## Problem to solve
Below is a listing to write out in full, exactly as given, without its pictures.

____________________

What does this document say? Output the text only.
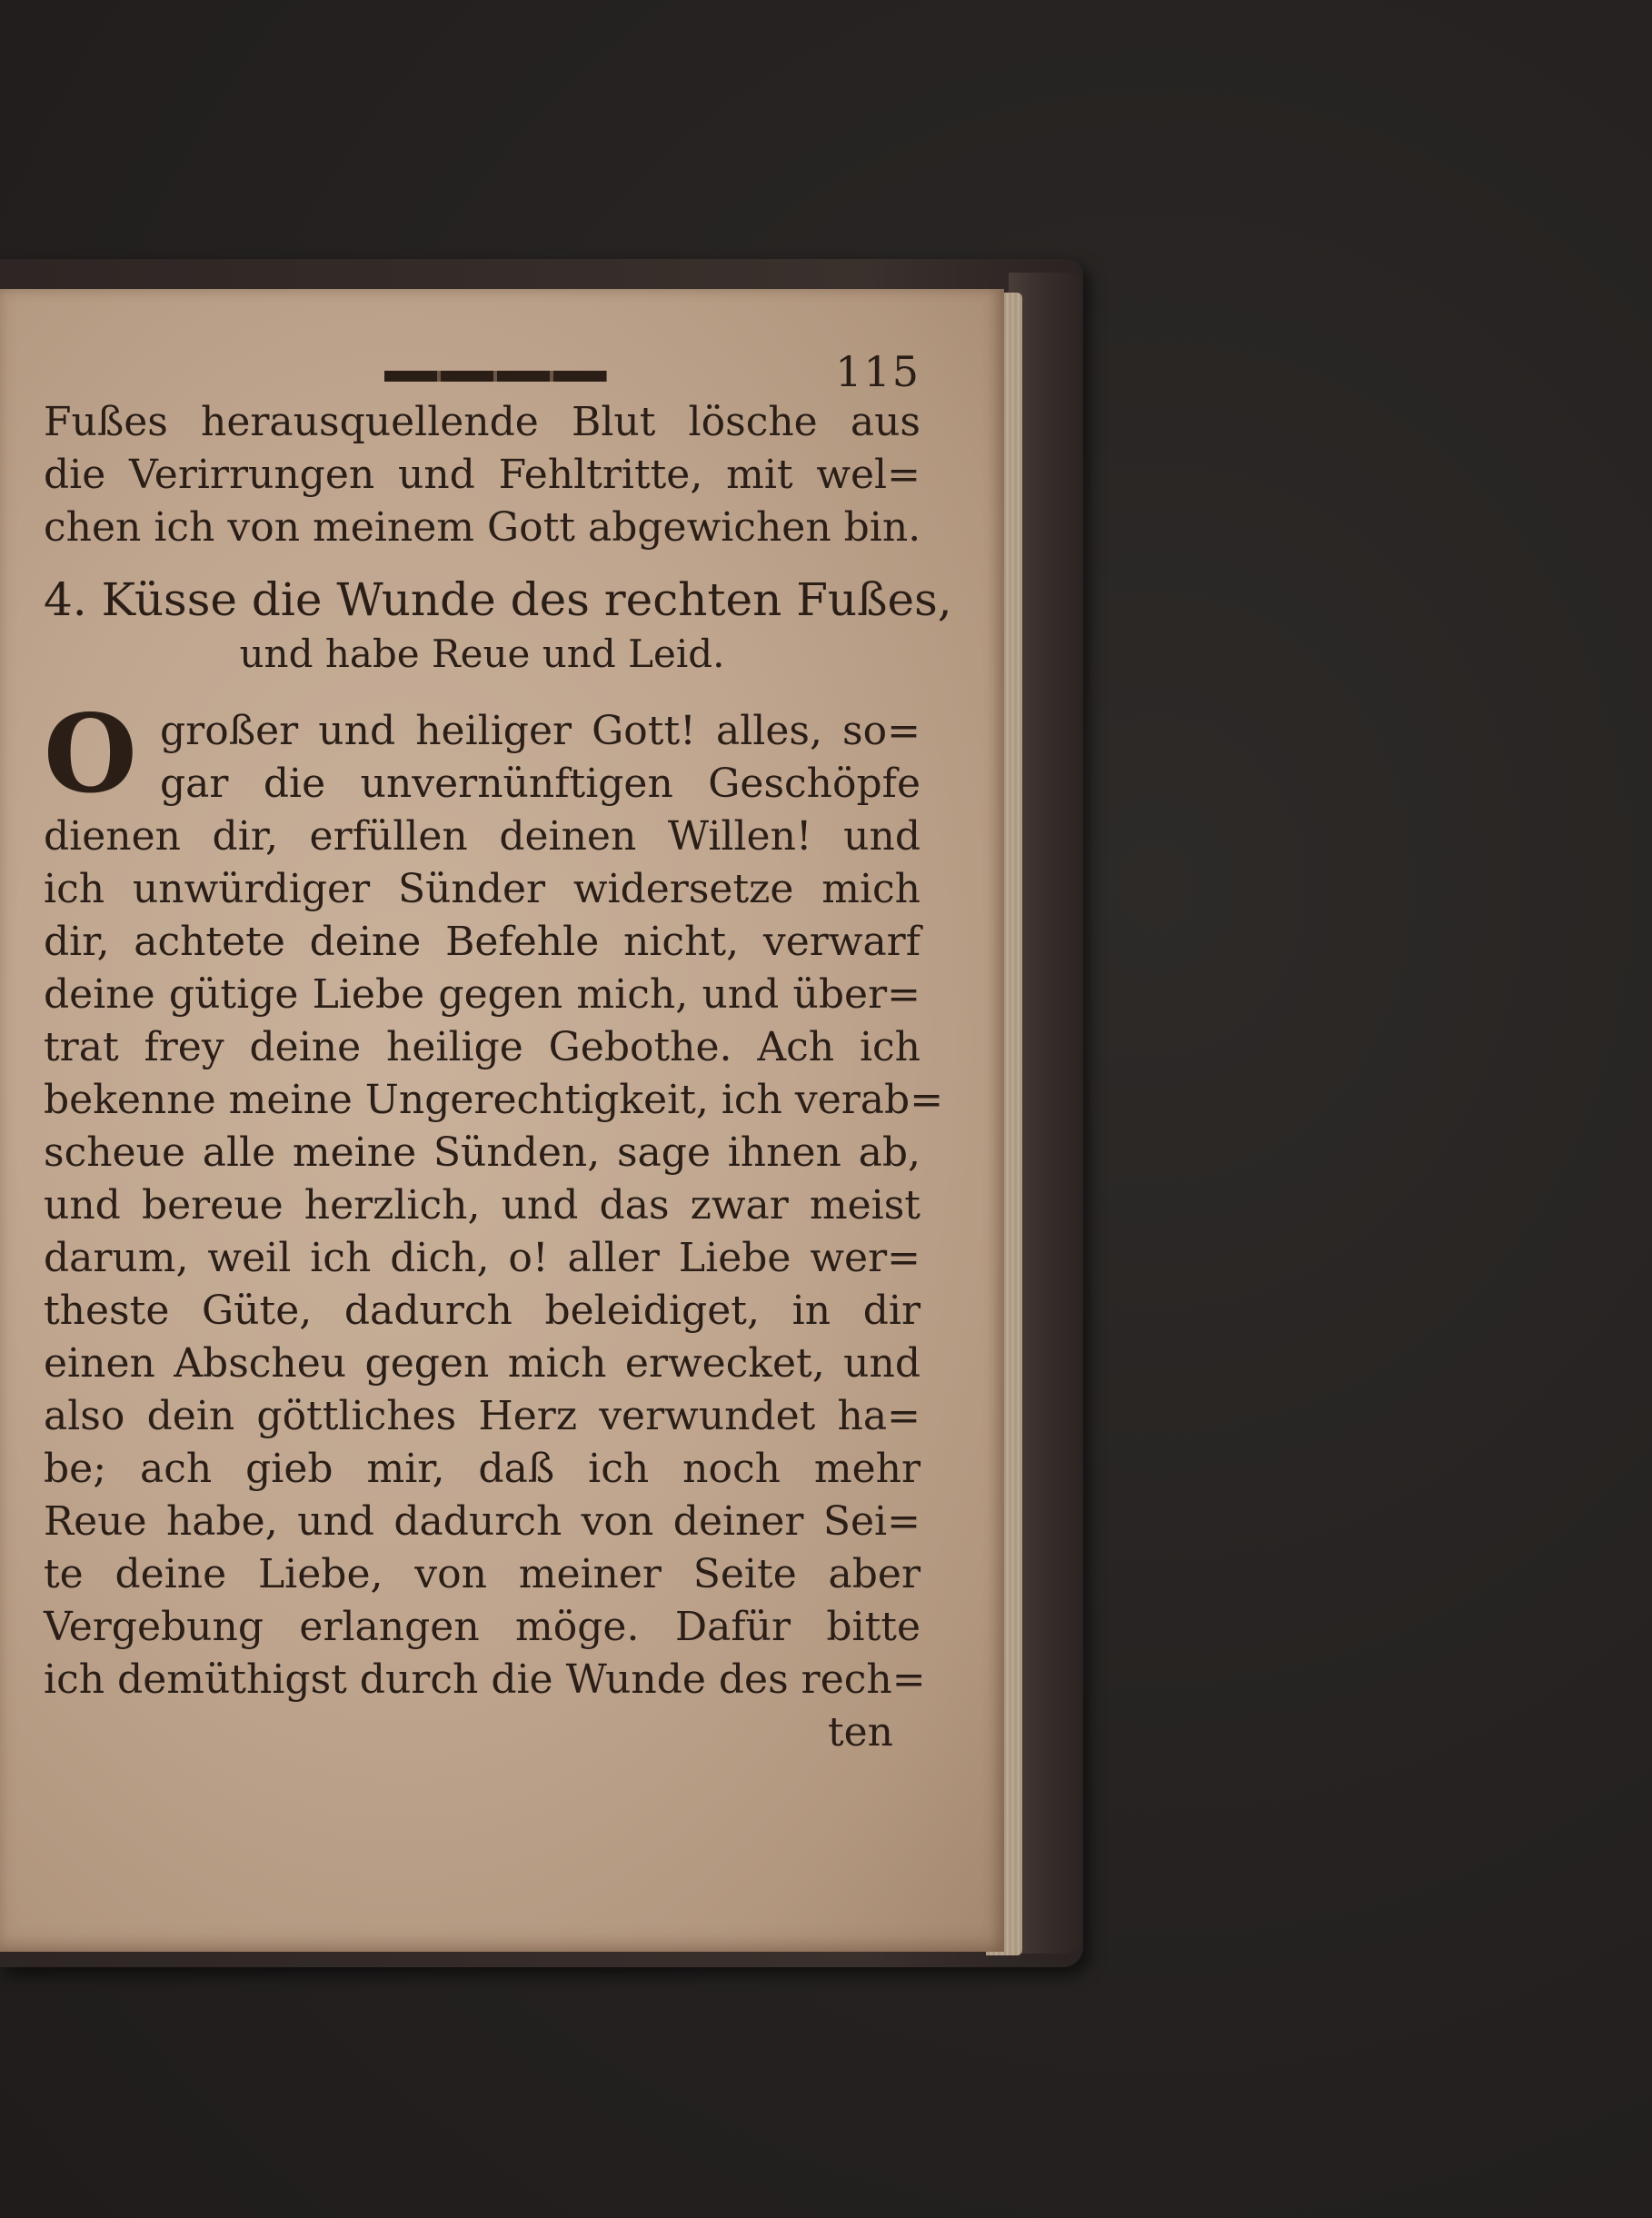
115
Fußes herausquellende Blut lösche aus
die Verirrungen und Fehltritte, mit wel=
chen ich von meinem Gott abgewichen bin.
4. Küsse die Wunde des rechten Fußes,
und habe Reue und Leid.
O großer und heiliger Gott! alles, so=
gar die unvernünftigen Geschöpfe
dienen dir, erfüllen deinen Willen! und
ich unwürdiger Sünder widersetze mich
dir, achtete deine Befehle nicht, verwarf
deine gütige Liebe gegen mich, und über=
trat frey deine heilige Gebothe. Ach ich
bekenne meine Ungerechtigkeit, ich verab=
scheue alle meine Sünden, sage ihnen ab,
und bereue herzlich, und das zwar meist
darum, weil ich dich, o! aller Liebe wer=
theste Güte, dadurch beleidiget, in dir
einen Abscheu gegen mich erwecket, und
also dein göttliches Herz verwundet ha=
be; ach gieb mir, daß ich noch mehr
Reue habe, und dadurch von deiner Sei=
te deine Liebe, von meiner Seite aber
Vergebung erlangen möge. Dafür bitte
ich demüthigst durch die Wunde des rech=
ten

____________________

## Written solution
What does this document say? Output the text only.
115
Fußes herausquellende Blut lösche aus
die Verirrungen und Fehltritte, mit wel=
chen ich von meinem Gott abgewichen bin.
4. Küsse die Wunde des rechten Fußes,
und habe Reue und Leid.
O großer und heiliger Gott! alles, so=
gar die unvernünftigen Geschöpfe
dienen dir, erfüllen deinen Willen! und
ich unwürdiger Sünder widersetze mich
dir, achtete deine Befehle nicht, verwarf
deine gütige Liebe gegen mich, und über=
trat frey deine heilige Gebothe. Ach ich
bekenne meine Ungerechtigkeit, ich verab=
scheue alle meine Sünden, sage ihnen ab,
und bereue herzlich, und das zwar meist
darum, weil ich dich, o! aller Liebe wer=
theste Güte, dadurch beleidiget, in dir
einen Abscheu gegen mich erwecket, und
also dein göttliches Herz verwundet ha=
be; ach gieb mir, daß ich noch mehr
Reue habe, und dadurch von deiner Sei=
te deine Liebe, von meiner Seite aber
Vergebung erlangen möge. Dafür bitte
ich demüthigst durch die Wunde des rech=
ten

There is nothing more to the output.